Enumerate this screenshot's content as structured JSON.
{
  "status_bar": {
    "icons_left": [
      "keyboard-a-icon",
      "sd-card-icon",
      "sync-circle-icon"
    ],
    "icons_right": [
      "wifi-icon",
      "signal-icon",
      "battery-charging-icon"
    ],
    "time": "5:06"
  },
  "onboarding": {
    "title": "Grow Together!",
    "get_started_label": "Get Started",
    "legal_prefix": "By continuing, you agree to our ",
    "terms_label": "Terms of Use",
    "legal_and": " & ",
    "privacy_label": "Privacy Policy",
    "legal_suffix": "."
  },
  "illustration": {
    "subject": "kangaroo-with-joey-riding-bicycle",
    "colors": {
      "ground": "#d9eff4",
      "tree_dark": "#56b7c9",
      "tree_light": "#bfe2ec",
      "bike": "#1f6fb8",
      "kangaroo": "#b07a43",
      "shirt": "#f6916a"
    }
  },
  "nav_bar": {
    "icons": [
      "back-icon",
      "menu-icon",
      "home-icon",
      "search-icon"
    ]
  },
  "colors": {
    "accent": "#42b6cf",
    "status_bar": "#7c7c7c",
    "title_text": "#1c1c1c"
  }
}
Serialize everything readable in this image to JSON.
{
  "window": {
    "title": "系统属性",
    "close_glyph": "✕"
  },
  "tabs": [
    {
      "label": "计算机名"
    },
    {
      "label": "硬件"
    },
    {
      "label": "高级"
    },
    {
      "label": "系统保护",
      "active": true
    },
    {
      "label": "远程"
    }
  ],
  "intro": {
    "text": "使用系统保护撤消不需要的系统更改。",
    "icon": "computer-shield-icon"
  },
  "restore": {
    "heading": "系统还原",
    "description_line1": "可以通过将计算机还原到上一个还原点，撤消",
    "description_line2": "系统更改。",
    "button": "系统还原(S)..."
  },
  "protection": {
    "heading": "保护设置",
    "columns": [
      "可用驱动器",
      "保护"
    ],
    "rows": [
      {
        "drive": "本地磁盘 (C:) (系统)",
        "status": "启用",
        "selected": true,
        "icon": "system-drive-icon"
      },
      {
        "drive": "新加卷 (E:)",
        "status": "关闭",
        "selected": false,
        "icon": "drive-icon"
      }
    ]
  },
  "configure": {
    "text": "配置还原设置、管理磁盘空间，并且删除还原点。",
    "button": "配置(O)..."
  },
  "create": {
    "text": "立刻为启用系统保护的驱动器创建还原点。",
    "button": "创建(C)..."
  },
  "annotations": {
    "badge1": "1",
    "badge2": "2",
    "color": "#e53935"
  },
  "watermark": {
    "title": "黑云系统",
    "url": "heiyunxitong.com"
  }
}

········

Select all lines in the listing that include the word "kangaroo".

WRITTEN REPLY
    "subject": "kangaroo-with-joey-riding-bicycle",
      "kangaroo": "#b07a43",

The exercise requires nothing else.